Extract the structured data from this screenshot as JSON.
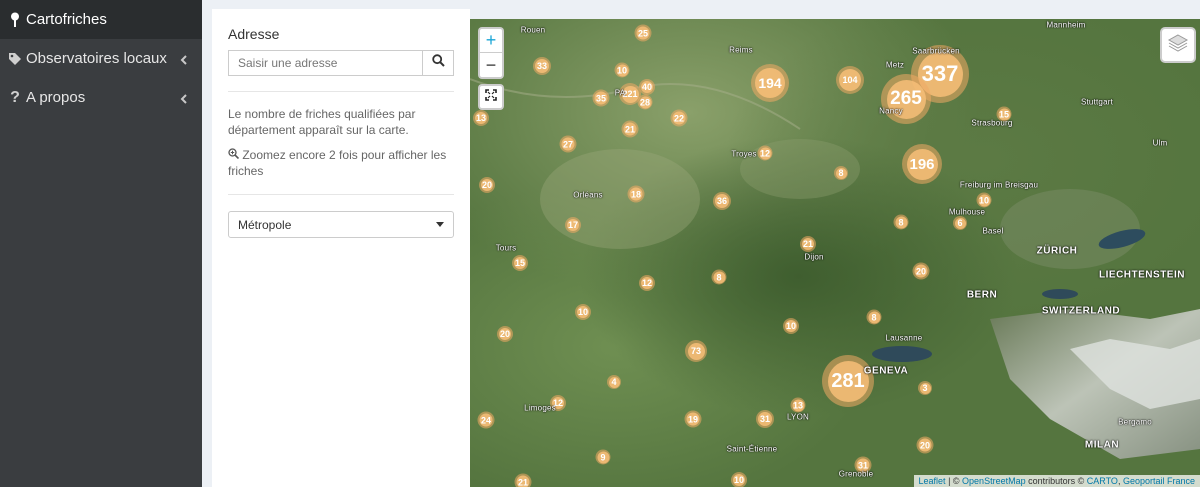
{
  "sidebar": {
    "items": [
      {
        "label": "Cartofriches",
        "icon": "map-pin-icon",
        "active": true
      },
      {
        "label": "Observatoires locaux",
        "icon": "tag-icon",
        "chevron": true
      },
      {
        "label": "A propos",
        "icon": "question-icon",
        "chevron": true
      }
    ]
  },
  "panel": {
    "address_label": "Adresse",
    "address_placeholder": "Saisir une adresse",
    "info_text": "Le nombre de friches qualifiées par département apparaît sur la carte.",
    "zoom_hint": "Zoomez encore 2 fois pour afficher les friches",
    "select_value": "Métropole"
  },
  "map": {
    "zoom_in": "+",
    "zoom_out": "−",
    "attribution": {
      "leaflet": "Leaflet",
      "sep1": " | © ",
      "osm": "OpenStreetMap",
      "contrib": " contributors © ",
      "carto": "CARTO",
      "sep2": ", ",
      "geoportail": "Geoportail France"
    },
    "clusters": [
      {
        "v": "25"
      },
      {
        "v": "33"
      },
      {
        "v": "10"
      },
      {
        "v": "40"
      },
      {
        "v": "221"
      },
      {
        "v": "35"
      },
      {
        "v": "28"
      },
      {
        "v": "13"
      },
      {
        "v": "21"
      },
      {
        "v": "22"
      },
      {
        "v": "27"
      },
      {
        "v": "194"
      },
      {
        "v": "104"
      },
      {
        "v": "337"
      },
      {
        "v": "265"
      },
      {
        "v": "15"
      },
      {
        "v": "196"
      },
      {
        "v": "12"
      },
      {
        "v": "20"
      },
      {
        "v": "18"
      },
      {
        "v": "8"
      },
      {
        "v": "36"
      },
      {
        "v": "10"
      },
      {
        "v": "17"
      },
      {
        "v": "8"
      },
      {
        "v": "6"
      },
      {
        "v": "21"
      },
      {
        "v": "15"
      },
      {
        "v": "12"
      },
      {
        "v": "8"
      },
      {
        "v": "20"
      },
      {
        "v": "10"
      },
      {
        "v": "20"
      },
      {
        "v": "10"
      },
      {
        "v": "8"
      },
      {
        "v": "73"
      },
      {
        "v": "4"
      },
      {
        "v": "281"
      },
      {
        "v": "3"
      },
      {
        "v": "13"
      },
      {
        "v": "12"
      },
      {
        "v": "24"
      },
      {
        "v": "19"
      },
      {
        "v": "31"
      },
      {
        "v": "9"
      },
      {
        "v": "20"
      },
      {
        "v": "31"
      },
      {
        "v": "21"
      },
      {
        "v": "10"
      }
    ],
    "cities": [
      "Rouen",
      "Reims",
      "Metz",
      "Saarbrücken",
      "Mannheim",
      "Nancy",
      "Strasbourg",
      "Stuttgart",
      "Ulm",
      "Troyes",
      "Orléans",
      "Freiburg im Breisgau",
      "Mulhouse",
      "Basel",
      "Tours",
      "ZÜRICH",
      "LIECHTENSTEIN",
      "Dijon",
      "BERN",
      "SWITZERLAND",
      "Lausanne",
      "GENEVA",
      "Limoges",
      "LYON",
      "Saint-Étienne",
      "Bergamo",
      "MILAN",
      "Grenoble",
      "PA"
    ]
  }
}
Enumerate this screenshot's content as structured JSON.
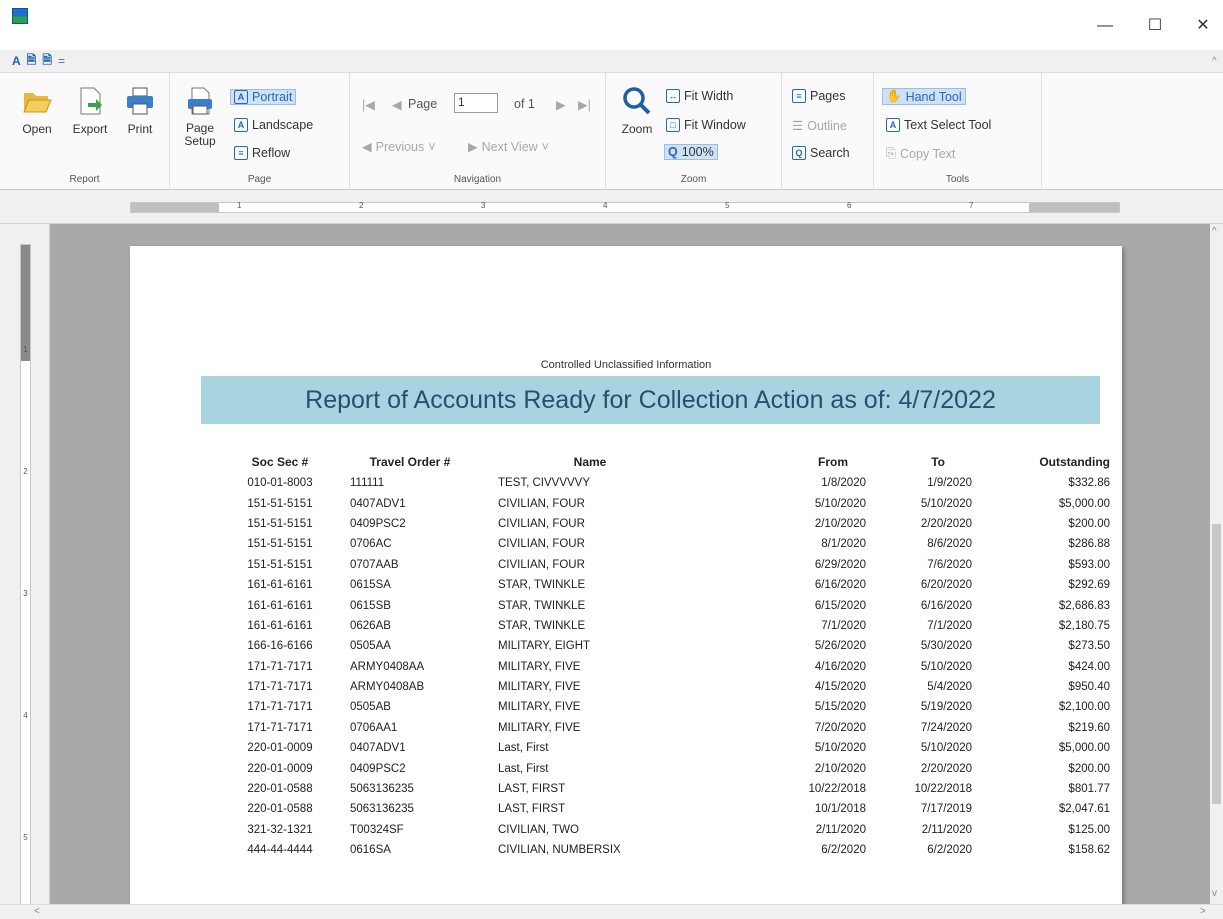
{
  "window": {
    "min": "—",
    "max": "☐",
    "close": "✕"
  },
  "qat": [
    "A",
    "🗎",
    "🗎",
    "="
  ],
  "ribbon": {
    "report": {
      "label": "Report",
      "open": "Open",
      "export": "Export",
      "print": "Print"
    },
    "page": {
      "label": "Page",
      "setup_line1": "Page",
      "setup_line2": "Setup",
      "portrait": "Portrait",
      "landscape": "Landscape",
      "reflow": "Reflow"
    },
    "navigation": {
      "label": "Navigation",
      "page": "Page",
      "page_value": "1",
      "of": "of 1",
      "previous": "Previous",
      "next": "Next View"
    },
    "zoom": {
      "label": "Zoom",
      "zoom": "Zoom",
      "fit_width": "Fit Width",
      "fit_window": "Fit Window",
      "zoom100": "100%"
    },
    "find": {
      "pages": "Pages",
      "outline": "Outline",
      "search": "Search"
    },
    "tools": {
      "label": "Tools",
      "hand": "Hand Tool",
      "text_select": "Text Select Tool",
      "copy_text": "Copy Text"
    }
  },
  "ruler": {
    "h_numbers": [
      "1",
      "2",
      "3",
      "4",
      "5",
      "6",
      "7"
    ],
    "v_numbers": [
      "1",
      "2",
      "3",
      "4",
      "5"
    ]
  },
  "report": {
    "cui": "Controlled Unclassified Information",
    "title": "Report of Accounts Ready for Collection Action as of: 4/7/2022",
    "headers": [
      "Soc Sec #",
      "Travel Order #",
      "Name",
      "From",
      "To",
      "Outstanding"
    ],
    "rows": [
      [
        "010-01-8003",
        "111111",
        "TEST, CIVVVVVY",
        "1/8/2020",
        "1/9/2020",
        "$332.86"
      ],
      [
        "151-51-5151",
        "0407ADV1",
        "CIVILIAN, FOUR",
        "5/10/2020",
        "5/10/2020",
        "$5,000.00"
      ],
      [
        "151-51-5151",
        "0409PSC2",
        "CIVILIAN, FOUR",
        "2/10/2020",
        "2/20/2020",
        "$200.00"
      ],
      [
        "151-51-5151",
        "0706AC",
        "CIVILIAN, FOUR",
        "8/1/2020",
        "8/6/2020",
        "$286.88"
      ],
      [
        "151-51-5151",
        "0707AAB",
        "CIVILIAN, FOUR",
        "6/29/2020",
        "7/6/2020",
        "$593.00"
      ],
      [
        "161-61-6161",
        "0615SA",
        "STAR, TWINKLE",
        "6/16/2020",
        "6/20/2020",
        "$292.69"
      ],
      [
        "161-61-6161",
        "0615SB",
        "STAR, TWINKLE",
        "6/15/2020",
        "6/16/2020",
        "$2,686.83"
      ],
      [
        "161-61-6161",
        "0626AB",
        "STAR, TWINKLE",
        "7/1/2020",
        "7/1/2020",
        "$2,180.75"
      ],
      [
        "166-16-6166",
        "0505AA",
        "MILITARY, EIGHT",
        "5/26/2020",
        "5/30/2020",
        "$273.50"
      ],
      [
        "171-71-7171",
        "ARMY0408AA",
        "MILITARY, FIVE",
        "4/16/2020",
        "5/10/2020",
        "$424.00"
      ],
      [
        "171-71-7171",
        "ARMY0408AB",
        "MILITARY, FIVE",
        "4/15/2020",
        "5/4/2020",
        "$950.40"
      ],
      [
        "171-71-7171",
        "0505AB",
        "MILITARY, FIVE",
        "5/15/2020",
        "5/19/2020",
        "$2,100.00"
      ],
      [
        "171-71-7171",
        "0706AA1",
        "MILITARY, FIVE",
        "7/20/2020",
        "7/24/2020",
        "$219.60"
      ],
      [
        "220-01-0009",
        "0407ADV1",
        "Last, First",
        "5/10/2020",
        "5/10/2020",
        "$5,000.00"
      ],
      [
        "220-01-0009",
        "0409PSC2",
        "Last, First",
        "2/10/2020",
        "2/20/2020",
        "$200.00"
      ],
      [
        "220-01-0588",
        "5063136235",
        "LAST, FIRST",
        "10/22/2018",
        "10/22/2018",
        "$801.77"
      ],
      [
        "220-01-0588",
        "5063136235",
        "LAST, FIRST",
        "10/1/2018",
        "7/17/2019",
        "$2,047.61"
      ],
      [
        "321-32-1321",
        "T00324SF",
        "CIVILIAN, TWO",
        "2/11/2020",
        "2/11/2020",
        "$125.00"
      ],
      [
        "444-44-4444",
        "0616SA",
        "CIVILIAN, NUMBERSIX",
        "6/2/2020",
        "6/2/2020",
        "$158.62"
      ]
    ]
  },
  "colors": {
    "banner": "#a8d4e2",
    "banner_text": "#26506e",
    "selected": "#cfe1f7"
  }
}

**Exercise prompt**:
Sift the material for lines with the string "structured". Copy each one found.

**Expected answer**:
Extract the structured data from this screenshot as JSON.
Enumerate this screenshot's content as structured JSON.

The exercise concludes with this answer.